> **SHORT TASK**
Write the listing out again, all of it, word for word.

(Stored records)

══════

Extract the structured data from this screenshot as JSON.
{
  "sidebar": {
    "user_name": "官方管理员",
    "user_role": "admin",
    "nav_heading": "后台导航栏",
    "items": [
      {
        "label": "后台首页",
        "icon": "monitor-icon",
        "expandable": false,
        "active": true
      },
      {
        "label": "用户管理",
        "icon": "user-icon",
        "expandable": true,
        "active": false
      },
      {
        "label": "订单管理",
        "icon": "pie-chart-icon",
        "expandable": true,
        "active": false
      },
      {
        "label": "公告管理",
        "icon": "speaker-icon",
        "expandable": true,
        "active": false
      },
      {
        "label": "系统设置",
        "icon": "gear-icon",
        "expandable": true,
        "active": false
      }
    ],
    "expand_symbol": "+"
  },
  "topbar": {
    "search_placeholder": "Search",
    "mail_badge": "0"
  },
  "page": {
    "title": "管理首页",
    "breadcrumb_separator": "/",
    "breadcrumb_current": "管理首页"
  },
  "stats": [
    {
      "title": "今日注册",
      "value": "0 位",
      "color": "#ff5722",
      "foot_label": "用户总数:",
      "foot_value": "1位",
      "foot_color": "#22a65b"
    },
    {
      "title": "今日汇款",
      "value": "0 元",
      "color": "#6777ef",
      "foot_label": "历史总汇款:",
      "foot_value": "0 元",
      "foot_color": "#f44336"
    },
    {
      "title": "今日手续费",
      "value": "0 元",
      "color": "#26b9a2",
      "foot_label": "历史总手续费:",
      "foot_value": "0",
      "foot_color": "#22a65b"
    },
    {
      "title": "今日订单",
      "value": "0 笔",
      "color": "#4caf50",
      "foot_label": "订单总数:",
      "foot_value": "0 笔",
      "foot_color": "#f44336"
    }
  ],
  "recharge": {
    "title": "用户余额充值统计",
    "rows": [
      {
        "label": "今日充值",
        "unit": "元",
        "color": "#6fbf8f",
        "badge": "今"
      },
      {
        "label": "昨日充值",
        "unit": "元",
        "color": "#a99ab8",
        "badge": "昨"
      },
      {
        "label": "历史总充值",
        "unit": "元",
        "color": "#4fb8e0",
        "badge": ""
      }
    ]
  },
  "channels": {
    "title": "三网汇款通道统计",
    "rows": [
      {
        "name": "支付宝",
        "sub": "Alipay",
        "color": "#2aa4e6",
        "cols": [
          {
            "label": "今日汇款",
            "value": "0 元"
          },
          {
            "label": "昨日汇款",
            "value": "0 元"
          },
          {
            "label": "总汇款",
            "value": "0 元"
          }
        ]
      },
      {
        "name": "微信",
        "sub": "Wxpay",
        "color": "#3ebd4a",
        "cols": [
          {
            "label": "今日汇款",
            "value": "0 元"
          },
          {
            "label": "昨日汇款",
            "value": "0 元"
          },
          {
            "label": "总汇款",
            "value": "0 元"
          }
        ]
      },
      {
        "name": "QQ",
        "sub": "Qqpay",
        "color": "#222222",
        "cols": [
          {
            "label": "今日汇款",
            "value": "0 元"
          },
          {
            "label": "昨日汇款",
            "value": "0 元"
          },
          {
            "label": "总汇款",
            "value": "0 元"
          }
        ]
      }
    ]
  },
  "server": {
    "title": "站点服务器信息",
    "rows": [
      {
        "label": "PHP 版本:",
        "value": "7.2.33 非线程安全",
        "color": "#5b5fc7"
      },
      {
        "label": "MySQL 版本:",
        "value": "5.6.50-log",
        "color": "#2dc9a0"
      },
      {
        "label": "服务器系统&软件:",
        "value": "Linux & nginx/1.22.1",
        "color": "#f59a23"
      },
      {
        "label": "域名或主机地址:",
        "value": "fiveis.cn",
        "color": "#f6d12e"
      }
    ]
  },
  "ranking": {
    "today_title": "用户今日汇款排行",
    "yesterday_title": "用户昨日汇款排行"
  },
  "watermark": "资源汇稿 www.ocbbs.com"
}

══════

> **THE ANSWER**
Extract the structured data from this screenshot as JSON.
{
  "sidebar": {
    "user_name": "官方管理员",
    "user_role": "admin",
    "nav_heading": "后台导航栏",
    "items": [
      {
        "label": "后台首页",
        "icon": "monitor-icon",
        "expandable": false,
        "active": true
      },
      {
        "label": "用户管理",
        "icon": "user-icon",
        "expandable": true,
        "active": false
      },
      {
        "label": "订单管理",
        "icon": "pie-chart-icon",
        "expandable": true,
        "active": false
      },
      {
        "label": "公告管理",
        "icon": "speaker-icon",
        "expandable": true,
        "active": false
      },
      {
        "label": "系统设置",
        "icon": "gear-icon",
        "expandable": true,
        "active": false
      }
    ],
    "expand_symbol": "+"
  },
  "topbar": {
    "search_placeholder": "Search",
    "mail_badge": "0"
  },
  "page": {
    "title": "管理首页",
    "breadcrumb_separator": "/",
    "breadcrumb_current": "管理首页"
  },
  "stats": [
    {
      "title": "今日注册",
      "value": "0 位",
      "color": "#ff5722",
      "foot_label": "用户总数:",
      "foot_value": "1位",
      "foot_color": "#22a65b"
    },
    {
      "title": "今日汇款",
      "value": "0 元",
      "color": "#6777ef",
      "foot_label": "历史总汇款:",
      "foot_value": "0 元",
      "foot_color": "#f44336"
    },
    {
      "title": "今日手续费",
      "value": "0 元",
      "color": "#26b9a2",
      "foot_label": "历史总手续费:",
      "foot_value": "0",
      "foot_color": "#22a65b"
    },
    {
      "title": "今日订单",
      "value": "0 笔",
      "color": "#4caf50",
      "foot_label": "订单总数:",
      "foot_value": "0 笔",
      "foot_color": "#f44336"
    }
  ],
  "recharge": {
    "title": "用户余额充值统计",
    "rows": [
      {
        "label": "今日充值",
        "unit": "元",
        "color": "#6fbf8f",
        "badge": "今"
      },
      {
        "label": "昨日充值",
        "unit": "元",
        "color": "#a99ab8",
        "badge": "昨"
      },
      {
        "label": "历史总充值",
        "unit": "元",
        "color": "#4fb8e0",
        "badge": ""
      }
    ]
  },
  "channels": {
    "title": "三网汇款通道统计",
    "rows": [
      {
        "name": "支付宝",
        "sub": "Alipay",
        "color": "#2aa4e6",
        "cols": [
          {
            "label": "今日汇款",
            "value": "0 元"
          },
          {
            "label": "昨日汇款",
            "value": "0 元"
          },
          {
            "label": "总汇款",
            "value": "0 元"
          }
        ]
      },
      {
        "name": "微信",
        "sub": "Wxpay",
        "color": "#3ebd4a",
        "cols": [
          {
            "label": "今日汇款",
            "value": "0 元"
          },
          {
            "label": "昨日汇款",
            "value": "0 元"
          },
          {
            "label": "总汇款",
            "value": "0 元"
          }
        ]
      },
      {
        "name": "QQ",
        "sub": "Qqpay",
        "color": "#222222",
        "cols": [
          {
            "label": "今日汇款",
            "value": "0 元"
          },
          {
            "label": "昨日汇款",
            "value": "0 元"
          },
          {
            "label": "总汇款",
            "value": "0 元"
          }
        ]
      }
    ]
  },
  "server": {
    "title": "站点服务器信息",
    "rows": [
      {
        "label": "PHP 版本:",
        "value": "7.2.33 非线程安全",
        "color": "#5b5fc7"
      },
      {
        "label": "MySQL 版本:",
        "value": "5.6.50-log",
        "color": "#2dc9a0"
      },
      {
        "label": "服务器系统&软件:",
        "value": "Linux & nginx/1.22.1",
        "color": "#f59a23"
      },
      {
        "label": "域名或主机地址:",
        "value": "fiveis.cn",
        "color": "#f6d12e"
      }
    ]
  },
  "ranking": {
    "today_title": "用户今日汇款排行",
    "yesterday_title": "用户昨日汇款排行"
  },
  "watermark": "资源汇稿 www.ocbbs.com"
}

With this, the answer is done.